# [SET PROBLEM]
Copy out every record below exactly as written, but leave out any pictures.

# [RECORDS FOR THE EXERCISE]

>>>>

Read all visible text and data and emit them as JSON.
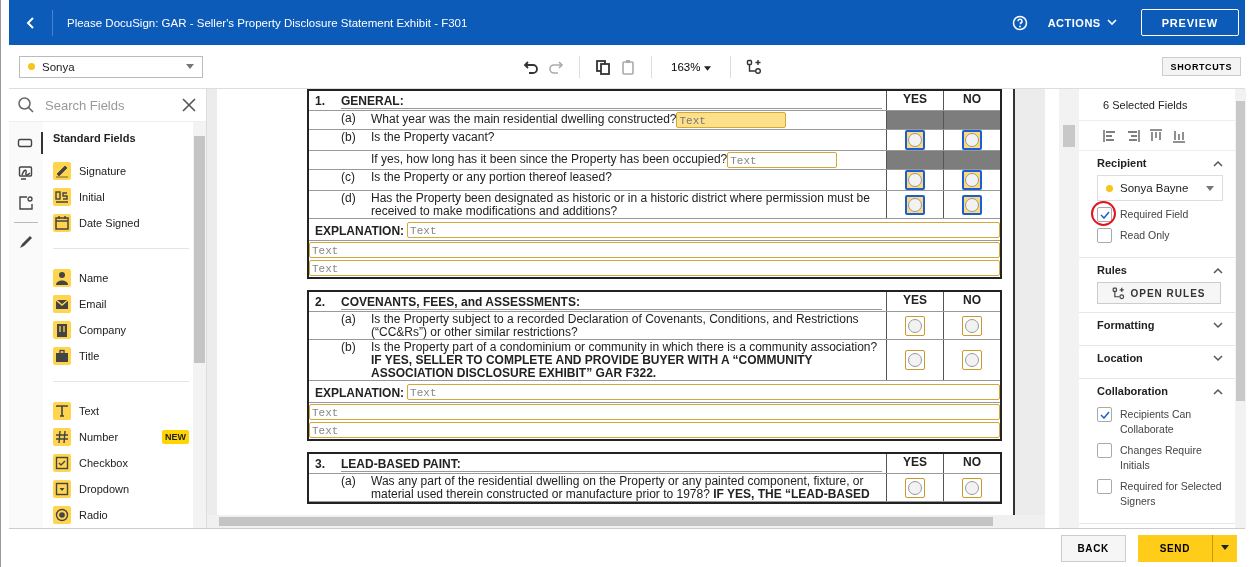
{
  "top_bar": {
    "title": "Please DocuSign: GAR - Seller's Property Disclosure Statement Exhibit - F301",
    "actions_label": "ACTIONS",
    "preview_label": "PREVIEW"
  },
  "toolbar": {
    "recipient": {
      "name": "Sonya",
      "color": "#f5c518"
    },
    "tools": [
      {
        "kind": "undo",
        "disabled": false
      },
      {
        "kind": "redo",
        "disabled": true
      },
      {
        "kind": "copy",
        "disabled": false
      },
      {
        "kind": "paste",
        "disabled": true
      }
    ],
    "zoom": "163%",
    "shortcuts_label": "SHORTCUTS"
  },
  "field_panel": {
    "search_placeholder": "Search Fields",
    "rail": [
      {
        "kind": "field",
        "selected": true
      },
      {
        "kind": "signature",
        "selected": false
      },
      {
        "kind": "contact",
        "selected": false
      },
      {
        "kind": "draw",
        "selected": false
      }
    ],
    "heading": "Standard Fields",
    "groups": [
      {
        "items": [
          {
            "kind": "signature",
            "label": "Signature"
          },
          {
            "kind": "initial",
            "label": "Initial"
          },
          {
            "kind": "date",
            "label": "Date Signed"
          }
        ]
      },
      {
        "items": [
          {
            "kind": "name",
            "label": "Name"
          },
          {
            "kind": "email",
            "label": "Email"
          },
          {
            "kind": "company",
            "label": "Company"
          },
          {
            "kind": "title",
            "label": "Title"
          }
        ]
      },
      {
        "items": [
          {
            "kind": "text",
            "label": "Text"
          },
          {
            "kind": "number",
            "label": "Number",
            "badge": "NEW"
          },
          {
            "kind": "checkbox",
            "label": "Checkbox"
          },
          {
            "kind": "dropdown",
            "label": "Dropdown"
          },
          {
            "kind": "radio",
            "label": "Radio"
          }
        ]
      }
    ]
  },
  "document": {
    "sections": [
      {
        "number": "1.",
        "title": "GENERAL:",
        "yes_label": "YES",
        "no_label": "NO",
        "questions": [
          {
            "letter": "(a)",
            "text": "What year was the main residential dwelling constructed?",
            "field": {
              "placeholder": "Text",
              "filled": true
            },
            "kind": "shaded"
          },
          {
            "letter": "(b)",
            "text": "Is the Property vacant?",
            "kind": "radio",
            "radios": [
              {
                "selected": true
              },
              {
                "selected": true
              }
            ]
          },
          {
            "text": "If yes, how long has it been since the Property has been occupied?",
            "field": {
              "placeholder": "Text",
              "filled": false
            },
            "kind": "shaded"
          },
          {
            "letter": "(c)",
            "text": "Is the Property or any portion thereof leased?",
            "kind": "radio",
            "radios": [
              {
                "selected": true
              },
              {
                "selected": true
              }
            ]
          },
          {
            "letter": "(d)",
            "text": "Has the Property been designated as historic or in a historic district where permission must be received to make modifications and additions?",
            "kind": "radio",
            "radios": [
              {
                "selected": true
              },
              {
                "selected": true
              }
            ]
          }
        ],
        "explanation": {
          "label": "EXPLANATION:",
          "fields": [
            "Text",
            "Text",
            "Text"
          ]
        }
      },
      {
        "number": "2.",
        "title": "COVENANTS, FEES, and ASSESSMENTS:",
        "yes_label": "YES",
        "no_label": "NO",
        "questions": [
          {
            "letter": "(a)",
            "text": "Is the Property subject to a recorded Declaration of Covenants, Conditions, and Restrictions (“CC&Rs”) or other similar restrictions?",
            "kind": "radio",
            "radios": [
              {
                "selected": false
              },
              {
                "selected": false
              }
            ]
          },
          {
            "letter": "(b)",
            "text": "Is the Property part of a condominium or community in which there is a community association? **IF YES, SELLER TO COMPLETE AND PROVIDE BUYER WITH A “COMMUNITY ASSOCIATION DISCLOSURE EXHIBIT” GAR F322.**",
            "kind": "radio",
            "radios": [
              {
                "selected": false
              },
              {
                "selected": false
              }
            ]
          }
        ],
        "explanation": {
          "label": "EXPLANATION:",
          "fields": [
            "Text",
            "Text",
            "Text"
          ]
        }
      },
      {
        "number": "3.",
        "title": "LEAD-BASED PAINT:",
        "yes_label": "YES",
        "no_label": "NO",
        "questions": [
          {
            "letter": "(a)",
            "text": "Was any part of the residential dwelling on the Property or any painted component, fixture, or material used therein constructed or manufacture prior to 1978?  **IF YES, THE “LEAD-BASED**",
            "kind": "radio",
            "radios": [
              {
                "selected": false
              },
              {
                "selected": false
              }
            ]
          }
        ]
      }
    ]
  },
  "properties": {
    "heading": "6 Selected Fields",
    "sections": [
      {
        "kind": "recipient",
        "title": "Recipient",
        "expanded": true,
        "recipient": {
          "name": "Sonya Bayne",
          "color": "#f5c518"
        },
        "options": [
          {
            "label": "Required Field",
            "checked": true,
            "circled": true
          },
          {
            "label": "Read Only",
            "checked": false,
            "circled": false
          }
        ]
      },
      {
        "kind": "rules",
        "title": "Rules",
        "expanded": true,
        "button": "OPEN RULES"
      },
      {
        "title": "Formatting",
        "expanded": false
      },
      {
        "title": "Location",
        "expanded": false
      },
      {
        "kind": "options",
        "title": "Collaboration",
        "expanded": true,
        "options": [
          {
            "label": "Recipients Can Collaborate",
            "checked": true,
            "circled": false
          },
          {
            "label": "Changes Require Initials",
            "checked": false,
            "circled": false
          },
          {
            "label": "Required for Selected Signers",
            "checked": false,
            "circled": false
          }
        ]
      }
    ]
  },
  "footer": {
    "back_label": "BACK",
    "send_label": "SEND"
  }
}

<<<<

# [OUTPUT]
Read all visible text and data and emit them as JSON.
{
  "top_bar": {
    "title": "Please DocuSign: GAR - Seller's Property Disclosure Statement Exhibit - F301",
    "actions_label": "ACTIONS",
    "preview_label": "PREVIEW"
  },
  "toolbar": {
    "recipient": {
      "name": "Sonya",
      "color": "#f5c518"
    },
    "tools": [
      {
        "kind": "undo",
        "disabled": false
      },
      {
        "kind": "redo",
        "disabled": true
      },
      {
        "kind": "copy",
        "disabled": false
      },
      {
        "kind": "paste",
        "disabled": true
      }
    ],
    "zoom": "163%",
    "shortcuts_label": "SHORTCUTS"
  },
  "field_panel": {
    "search_placeholder": "Search Fields",
    "rail": [
      {
        "kind": "field",
        "selected": true
      },
      {
        "kind": "signature",
        "selected": false
      },
      {
        "kind": "contact",
        "selected": false
      },
      {
        "kind": "draw",
        "selected": false
      }
    ],
    "heading": "Standard Fields",
    "groups": [
      {
        "items": [
          {
            "kind": "signature",
            "label": "Signature"
          },
          {
            "kind": "initial",
            "label": "Initial"
          },
          {
            "kind": "date",
            "label": "Date Signed"
          }
        ]
      },
      {
        "items": [
          {
            "kind": "name",
            "label": "Name"
          },
          {
            "kind": "email",
            "label": "Email"
          },
          {
            "kind": "company",
            "label": "Company"
          },
          {
            "kind": "title",
            "label": "Title"
          }
        ]
      },
      {
        "items": [
          {
            "kind": "text",
            "label": "Text"
          },
          {
            "kind": "number",
            "label": "Number",
            "badge": "NEW"
          },
          {
            "kind": "checkbox",
            "label": "Checkbox"
          },
          {
            "kind": "dropdown",
            "label": "Dropdown"
          },
          {
            "kind": "radio",
            "label": "Radio"
          }
        ]
      }
    ]
  },
  "document": {
    "sections": [
      {
        "number": "1.",
        "title": "GENERAL:",
        "yes_label": "YES",
        "no_label": "NO",
        "questions": [
          {
            "letter": "(a)",
            "text": "What year was the main residential dwelling constructed?",
            "field": {
              "placeholder": "Text",
              "filled": true
            },
            "kind": "shaded"
          },
          {
            "letter": "(b)",
            "text": "Is the Property vacant?",
            "kind": "radio",
            "radios": [
              {
                "selected": true
              },
              {
                "selected": true
              }
            ]
          },
          {
            "text": "If yes, how long has it been since the Property has been occupied?",
            "field": {
              "placeholder": "Text",
              "filled": false
            },
            "kind": "shaded"
          },
          {
            "letter": "(c)",
            "text": "Is the Property or any portion thereof leased?",
            "kind": "radio",
            "radios": [
              {
                "selected": true
              },
              {
                "selected": true
              }
            ]
          },
          {
            "letter": "(d)",
            "text": "Has the Property been designated as historic or in a historic district where permission must be received to make modifications and additions?",
            "kind": "radio",
            "radios": [
              {
                "selected": true
              },
              {
                "selected": true
              }
            ]
          }
        ],
        "explanation": {
          "label": "EXPLANATION:",
          "fields": [
            "Text",
            "Text",
            "Text"
          ]
        }
      },
      {
        "number": "2.",
        "title": "COVENANTS, FEES, and ASSESSMENTS:",
        "yes_label": "YES",
        "no_label": "NO",
        "questions": [
          {
            "letter": "(a)",
            "text": "Is the Property subject to a recorded Declaration of Covenants, Conditions, and Restrictions (“CC&Rs”) or other similar restrictions?",
            "kind": "radio",
            "radios": [
              {
                "selected": false
              },
              {
                "selected": false
              }
            ]
          },
          {
            "letter": "(b)",
            "text": "Is the Property part of a condominium or community in which there is a community association? **IF YES, SELLER TO COMPLETE AND PROVIDE BUYER WITH A “COMMUNITY ASSOCIATION DISCLOSURE EXHIBIT” GAR F322.**",
            "kind": "radio",
            "radios": [
              {
                "selected": false
              },
              {
                "selected": false
              }
            ]
          }
        ],
        "explanation": {
          "label": "EXPLANATION:",
          "fields": [
            "Text",
            "Text",
            "Text"
          ]
        }
      },
      {
        "number": "3.",
        "title": "LEAD-BASED PAINT:",
        "yes_label": "YES",
        "no_label": "NO",
        "questions": [
          {
            "letter": "(a)",
            "text": "Was any part of the residential dwelling on the Property or any painted component, fixture, or material used therein constructed or manufacture prior to 1978?  **IF YES, THE “LEAD-BASED**",
            "kind": "radio",
            "radios": [
              {
                "selected": false
              },
              {
                "selected": false
              }
            ]
          }
        ]
      }
    ]
  },
  "properties": {
    "heading": "6 Selected Fields",
    "sections": [
      {
        "kind": "recipient",
        "title": "Recipient",
        "expanded": true,
        "recipient": {
          "name": "Sonya Bayne",
          "color": "#f5c518"
        },
        "options": [
          {
            "label": "Required Field",
            "checked": true,
            "circled": true
          },
          {
            "label": "Read Only",
            "checked": false,
            "circled": false
          }
        ]
      },
      {
        "kind": "rules",
        "title": "Rules",
        "expanded": true,
        "button": "OPEN RULES"
      },
      {
        "title": "Formatting",
        "expanded": false
      },
      {
        "title": "Location",
        "expanded": false
      },
      {
        "kind": "options",
        "title": "Collaboration",
        "expanded": true,
        "options": [
          {
            "label": "Recipients Can Collaborate",
            "checked": true,
            "circled": false
          },
          {
            "label": "Changes Require Initials",
            "checked": false,
            "circled": false
          },
          {
            "label": "Required for Selected Signers",
            "checked": false,
            "circled": false
          }
        ]
      }
    ]
  },
  "footer": {
    "back_label": "BACK",
    "send_label": "SEND"
  }
}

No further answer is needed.